§ Material provided:

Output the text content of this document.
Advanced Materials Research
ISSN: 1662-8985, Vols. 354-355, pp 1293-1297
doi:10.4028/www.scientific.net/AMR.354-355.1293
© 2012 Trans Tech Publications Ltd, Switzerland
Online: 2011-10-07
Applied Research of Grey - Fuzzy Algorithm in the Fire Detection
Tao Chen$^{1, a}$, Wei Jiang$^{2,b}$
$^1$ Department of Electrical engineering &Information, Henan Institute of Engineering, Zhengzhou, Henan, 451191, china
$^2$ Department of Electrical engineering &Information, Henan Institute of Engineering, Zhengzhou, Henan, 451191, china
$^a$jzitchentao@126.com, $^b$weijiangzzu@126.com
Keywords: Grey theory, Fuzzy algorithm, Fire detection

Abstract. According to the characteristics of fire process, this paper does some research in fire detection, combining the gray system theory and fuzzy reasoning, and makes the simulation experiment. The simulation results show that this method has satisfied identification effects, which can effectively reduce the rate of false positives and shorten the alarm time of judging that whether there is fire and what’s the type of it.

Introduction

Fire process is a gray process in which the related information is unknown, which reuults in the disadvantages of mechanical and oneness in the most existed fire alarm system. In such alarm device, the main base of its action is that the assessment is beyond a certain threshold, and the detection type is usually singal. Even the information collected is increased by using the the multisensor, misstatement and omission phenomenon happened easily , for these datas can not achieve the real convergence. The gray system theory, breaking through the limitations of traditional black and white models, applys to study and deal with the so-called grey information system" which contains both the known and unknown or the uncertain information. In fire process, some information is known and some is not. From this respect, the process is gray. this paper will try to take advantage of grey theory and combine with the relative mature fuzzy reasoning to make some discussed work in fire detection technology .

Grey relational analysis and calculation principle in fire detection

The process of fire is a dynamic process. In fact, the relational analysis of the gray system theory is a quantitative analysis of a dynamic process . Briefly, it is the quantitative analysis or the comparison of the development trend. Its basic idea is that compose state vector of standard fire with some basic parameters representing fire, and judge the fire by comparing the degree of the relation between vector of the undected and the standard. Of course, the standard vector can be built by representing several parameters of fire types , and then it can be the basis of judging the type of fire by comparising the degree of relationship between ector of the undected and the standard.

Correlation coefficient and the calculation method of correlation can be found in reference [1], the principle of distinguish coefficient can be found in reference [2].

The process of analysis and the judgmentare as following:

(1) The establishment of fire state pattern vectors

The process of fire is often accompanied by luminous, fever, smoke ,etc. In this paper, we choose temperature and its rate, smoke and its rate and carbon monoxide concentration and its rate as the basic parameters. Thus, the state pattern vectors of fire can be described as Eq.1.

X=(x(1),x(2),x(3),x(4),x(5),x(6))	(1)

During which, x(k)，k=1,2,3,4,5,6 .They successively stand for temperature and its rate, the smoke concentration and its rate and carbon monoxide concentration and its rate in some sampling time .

§ Requirements: From the records above, copy every line that holds the word "basic".

§ Answer below:
The process of fire is a dynamic process. In fact, the relational analysis of the gray system theory is a quantitative analysis of a dynamic process . Briefly, it is the quantitative analysis or the comparison of the development trend. Its basic idea is that compose state vector of standard fire with some basic parameters representing fire, and judge the fire by comparing the degree of the relation between vector of the undected and the standard. Of course, the standard vector can be built by representing several parameters of fire types , and then it can be the basis of judging the type of fire by comparising the degree of relationship between ector of the undected and the standard.
The process of fire is often accompanied by luminous, fever, smoke ,etc. In this paper, we choose temperature and its rate, smoke and its rate and carbon monoxide concentration and its rate as the basic parameters. Thus, the state pattern vectors of fire can be described as Eq.1.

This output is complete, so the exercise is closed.